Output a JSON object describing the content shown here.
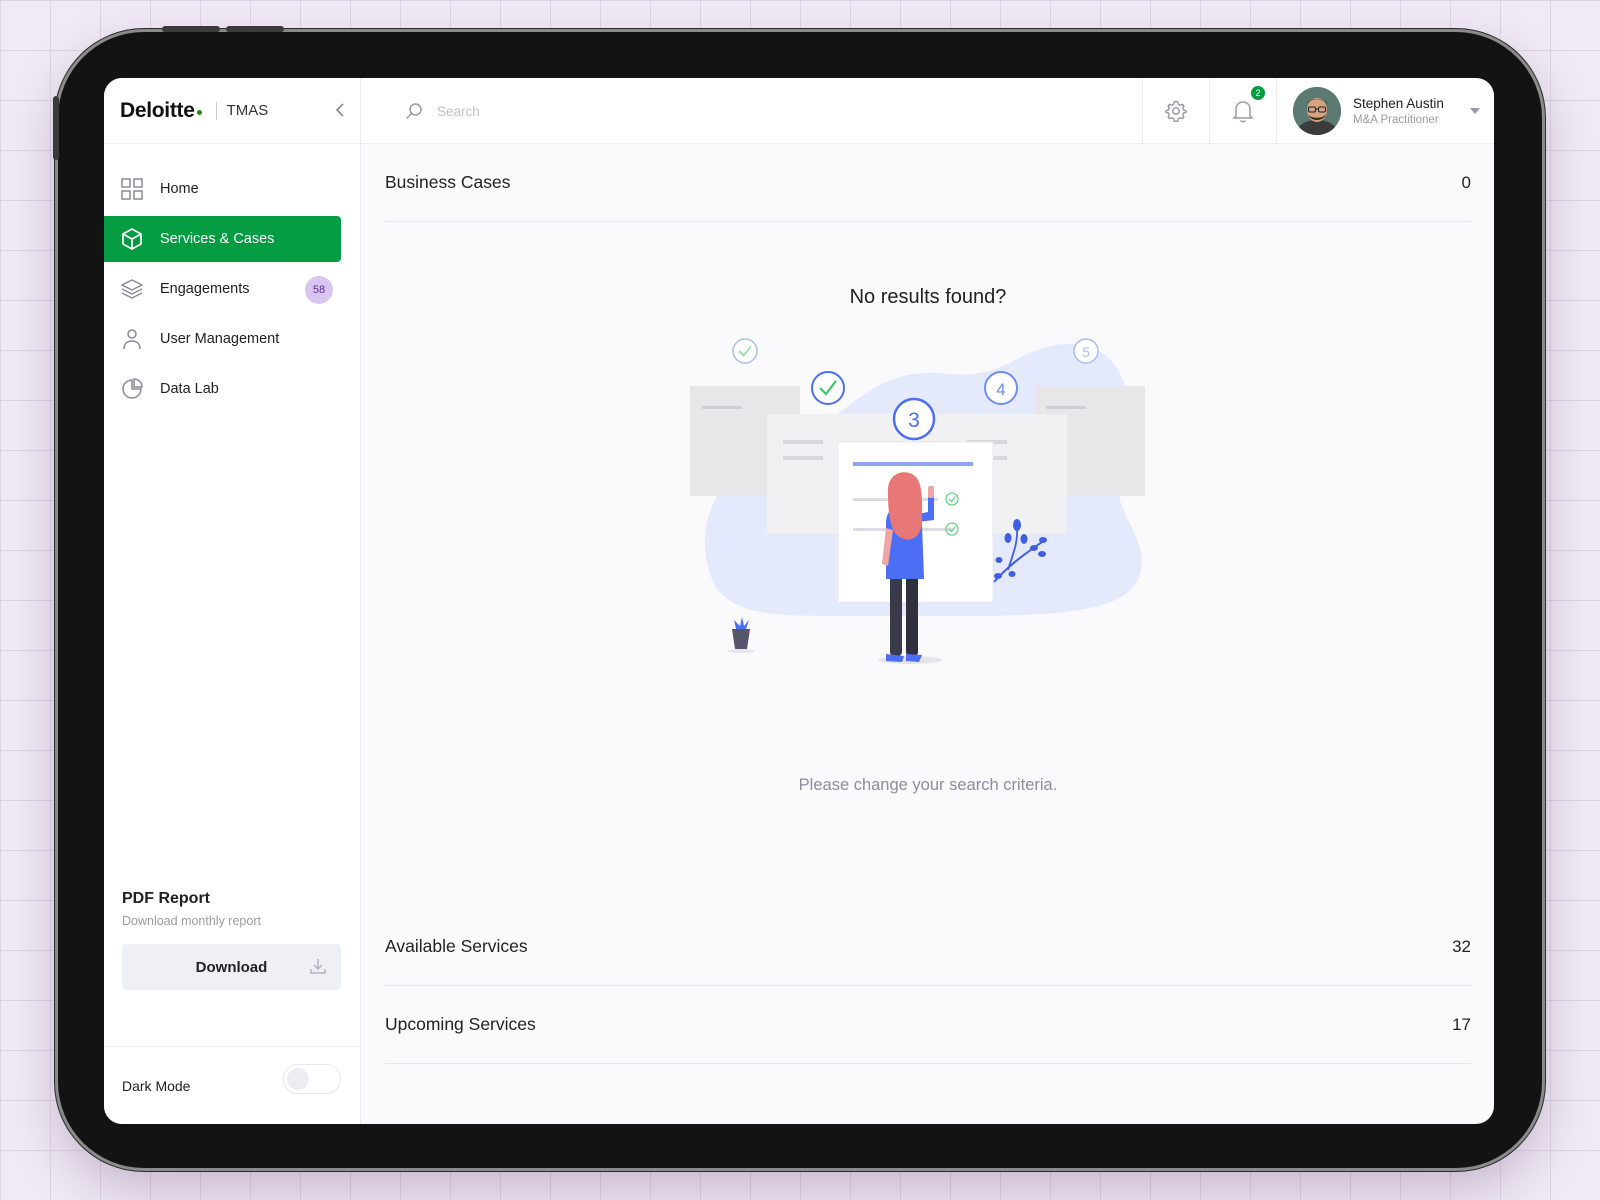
{
  "brand": {
    "logo": "Deloitte",
    "app": "TMAS"
  },
  "sidebar": {
    "items": [
      {
        "label": "Home",
        "icon": "grid-icon",
        "active": false
      },
      {
        "label": "Services & Cases",
        "icon": "cube-icon",
        "active": true
      },
      {
        "label": "Engagements",
        "icon": "layers-icon",
        "active": false,
        "badge": "58"
      },
      {
        "label": "User Management",
        "icon": "user-icon",
        "active": false
      },
      {
        "label": "Data Lab",
        "icon": "pie-chart-icon",
        "active": false
      }
    ],
    "pdf": {
      "title": "PDF Report",
      "subtitle": "Download monthly report",
      "button": "Download"
    },
    "dark_mode": {
      "label": "Dark Mode",
      "enabled": false
    }
  },
  "header": {
    "search_placeholder": "Search",
    "notifications": "2",
    "user": {
      "name": "Stephen Austin",
      "role": "M&A Practitioner"
    }
  },
  "main": {
    "sections": [
      {
        "label": "Business Cases",
        "count": "0"
      },
      {
        "label": "Available Services",
        "count": "32"
      },
      {
        "label": "Upcoming Services",
        "count": "17"
      }
    ],
    "empty": {
      "title": "No results found?",
      "subtitle": "Please change your search criteria.",
      "step_labels": [
        "3",
        "4",
        "5"
      ]
    }
  },
  "colors": {
    "accent": "#049c43",
    "badge_bg": "#d9c6f0",
    "badge_text": "#5d2c91",
    "illustration_blue": "#4c6ef5"
  }
}
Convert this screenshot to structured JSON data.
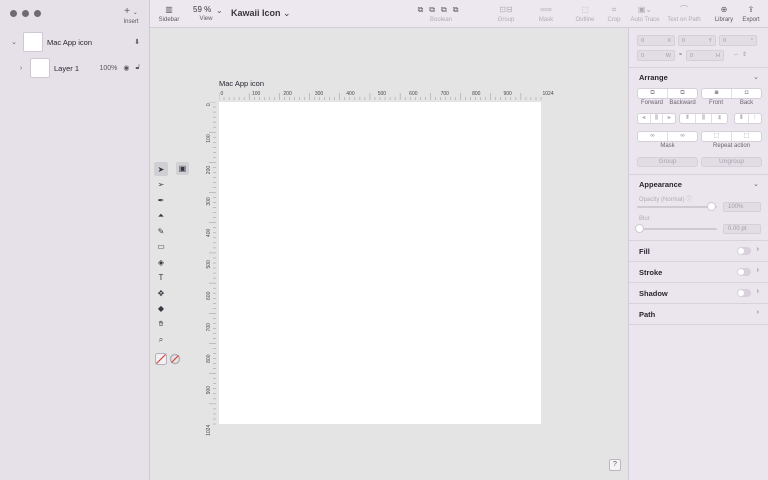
{
  "sidebar": {
    "insert_label": "Insert",
    "layers": [
      {
        "name": "Mac App icon"
      },
      {
        "name": "Layer 1",
        "opacity": "100%"
      }
    ]
  },
  "toolbar": {
    "sidebar_label": "Sidebar",
    "zoom_value": "59 %",
    "view_label": "View",
    "document_title": "Kawaii Icon",
    "boolean_label": "Boolean",
    "group_label": "Group",
    "mask_label": "Mask",
    "outline_label": "Outline",
    "crop_label": "Crop",
    "auto_trace_label": "Auto Trace",
    "text_on_path_label": "Text on Path",
    "library_label": "Library",
    "export_label": "Export"
  },
  "canvas": {
    "artboard_name": "Mac App icon",
    "ruler_top_ticks": [
      "0",
      "100",
      "200",
      "300",
      "400",
      "500",
      "600",
      "700",
      "800",
      "900",
      "1024"
    ],
    "ruler_left_ticks": [
      "0",
      "100",
      "200",
      "300",
      "400",
      "500",
      "600",
      "700",
      "800",
      "900",
      "1024"
    ],
    "help": "?"
  },
  "tools": [
    "select-tool",
    "direct-select-tool",
    "pen-tool",
    "vector-tool",
    "brush-tool",
    "shape-tool",
    "fill-tool",
    "text-tool",
    "crop-move-tool",
    "eraser-tool",
    "hand-tool",
    "zoom-tool"
  ],
  "inspector": {
    "geometry": {
      "x": {
        "value": "0",
        "label": "X"
      },
      "y": {
        "value": "0",
        "label": "Y"
      },
      "rot": {
        "value": "0",
        "label": "°"
      },
      "w": {
        "value": "0",
        "label": "W"
      },
      "h": {
        "value": "0",
        "label": "H"
      }
    },
    "arrange": {
      "title": "Arrange",
      "forward": "Forward",
      "backward": "Backward",
      "front": "Front",
      "back": "Back",
      "mask": "Mask",
      "repeat_action": "Repeat action",
      "group": "Group",
      "ungroup": "Ungroup"
    },
    "appearance": {
      "title": "Appearance",
      "opacity_label": "Opacity (Normal)",
      "opacity_value": "100%",
      "blur_label": "Blur",
      "blur_value": "0.00 pt"
    },
    "fill": "Fill",
    "stroke": "Stroke",
    "shadow": "Shadow",
    "path": "Path"
  }
}
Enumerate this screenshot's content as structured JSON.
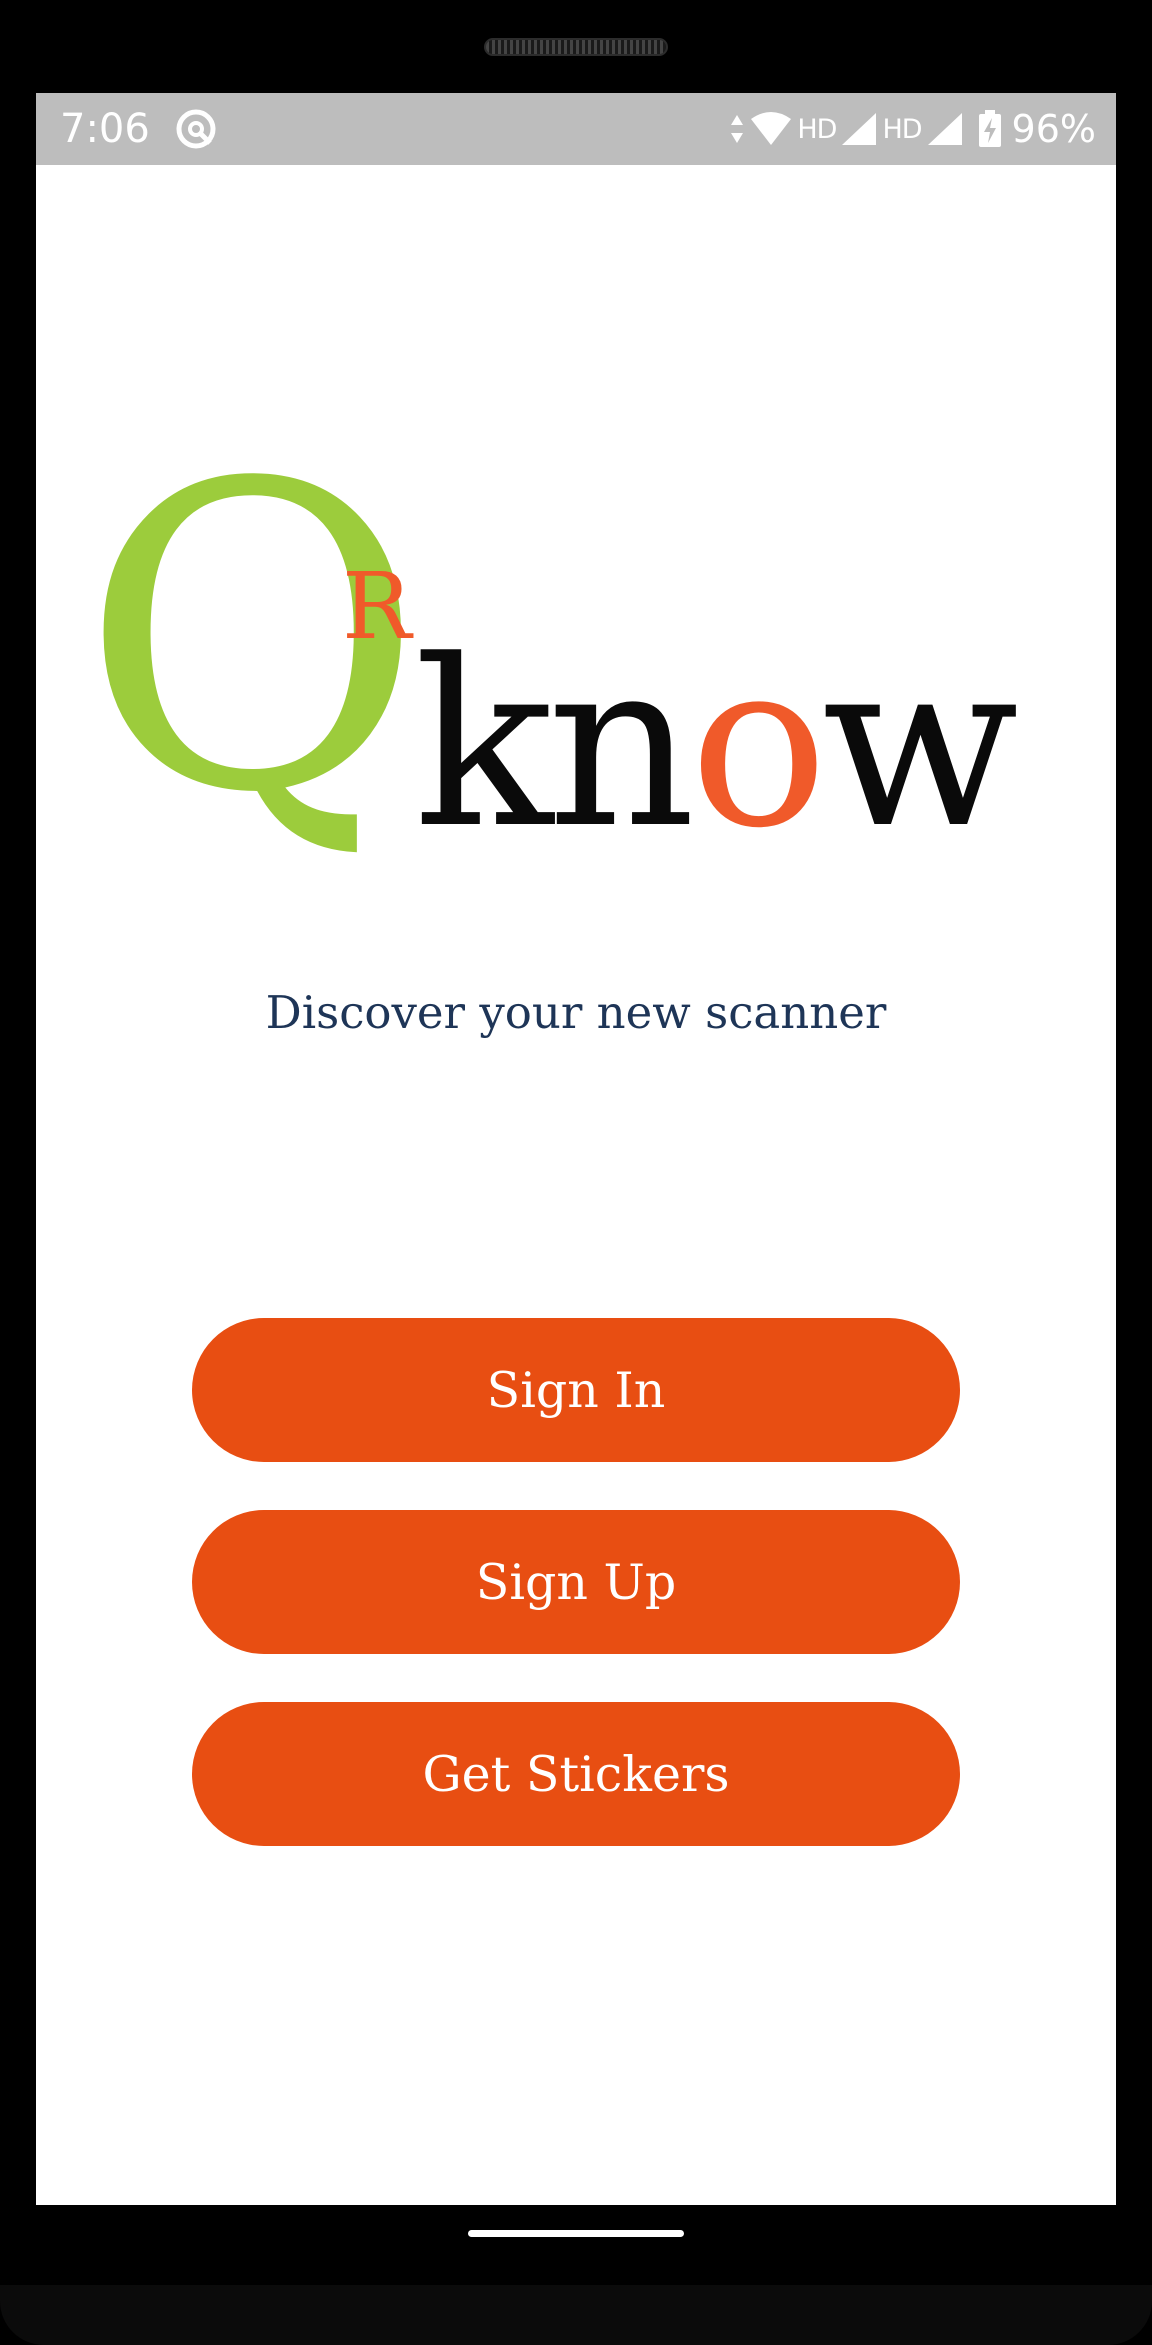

= = = =

Direction: Copy the records exactly as they appear, excluding images.

Reply:
Output a JSON object describing the content shown here.
{
  "brand": {
    "logo": "Deloitte",
    "app": "TMAS"
  },
  "sidebar": {
    "items": [
      {
        "label": "Home",
        "icon": "grid-icon",
        "active": false
      },
      {
        "label": "Services & Cases",
        "icon": "cube-icon",
        "active": true
      },
      {
        "label": "Engagements",
        "icon": "layers-icon",
        "active": false,
        "badge": "58"
      },
      {
        "label": "User Management",
        "icon": "user-icon",
        "active": false
      },
      {
        "label": "Data Lab",
        "icon": "pie-chart-icon",
        "active": false
      }
    ],
    "pdf": {
      "title": "PDF Report",
      "subtitle": "Download monthly report",
      "button": "Download"
    },
    "dark_mode": {
      "label": "Dark Mode",
      "enabled": false
    }
  },
  "header": {
    "search_placeholder": "Search",
    "notifications": "2",
    "user": {
      "name": "Stephen Austin",
      "role": "M&A Practitioner"
    }
  },
  "main": {
    "sections": [
      {
        "label": "Business Cases",
        "count": "0"
      },
      {
        "label": "Available Services",
        "count": "32"
      },
      {
        "label": "Upcoming Services",
        "count": "17"
      }
    ],
    "empty": {
      "title": "No results found?",
      "subtitle": "Please change your search criteria.",
      "step_labels": [
        "3",
        "4",
        "5"
      ]
    }
  },
  "colors": {
    "accent": "#049c43",
    "badge_bg": "#d9c6f0",
    "badge_text": "#5d2c91",
    "illustration_blue": "#4c6ef5"
  }
}
Convert this screenshot to structured JSON data.
{
  "sidebar": {
    "insert_label": "Insert",
    "layers": [
      {
        "name": "Mac App icon"
      },
      {
        "name": "Layer 1",
        "opacity": "100%"
      }
    ]
  },
  "toolbar": {
    "sidebar_label": "Sidebar",
    "zoom_value": "59 %",
    "view_label": "View",
    "document_title": "Kawaii Icon",
    "boolean_label": "Boolean",
    "group_label": "Group",
    "mask_label": "Mask",
    "outline_label": "Outline",
    "crop_label": "Crop",
    "auto_trace_label": "Auto Trace",
    "text_on_path_label": "Text on Path",
    "library_label": "Library",
    "export_label": "Export"
  },
  "canvas": {
    "artboard_name": "Mac App icon",
    "ruler_top_ticks": [
      "0",
      "100",
      "200",
      "300",
      "400",
      "500",
      "600",
      "700",
      "800",
      "900",
      "1024"
    ],
    "ruler_left_ticks": [
      "0",
      "100",
      "200",
      "300",
      "400",
      "500",
      "600",
      "700",
      "800",
      "900",
      "1024"
    ],
    "help": "?"
  },
  "tools": [
    "select-tool",
    "direct-select-tool",
    "pen-tool",
    "vector-tool",
    "brush-tool",
    "shape-tool",
    "fill-tool",
    "text-tool",
    "crop-move-tool",
    "eraser-tool",
    "hand-tool",
    "zoom-tool"
  ],
  "inspector": {
    "geometry": {
      "x": {
        "value": "0",
        "label": "X"
      },
      "y": {
        "value": "0",
        "label": "Y"
      },
      "rot": {
        "value": "0",
        "label": "°"
      },
      "w": {
        "value": "0",
        "label": "W"
      },
      "h": {
        "value": "0",
        "label": "H"
      }
    },
    "arrange": {
      "title": "Arrange",
      "forward": "Forward",
      "backward": "Backward",
      "front": "Front",
      "back": "Back",
      "mask": "Mask",
      "repeat_action": "Repeat action",
      "group": "Group",
      "ungroup": "Ungroup"
    },
    "appearance": {
      "title": "Appearance",
      "opacity_label": "Opacity (Normal)",
      "opacity_value": "100%",
      "blur_label": "Blur",
      "blur_value": "0.00 pt"
    },
    "fill": "Fill",
    "stroke": "Stroke",
    "shadow": "Shadow",
    "path": "Path"
  }
}
Enumerate this screenshot's content as structured JSON.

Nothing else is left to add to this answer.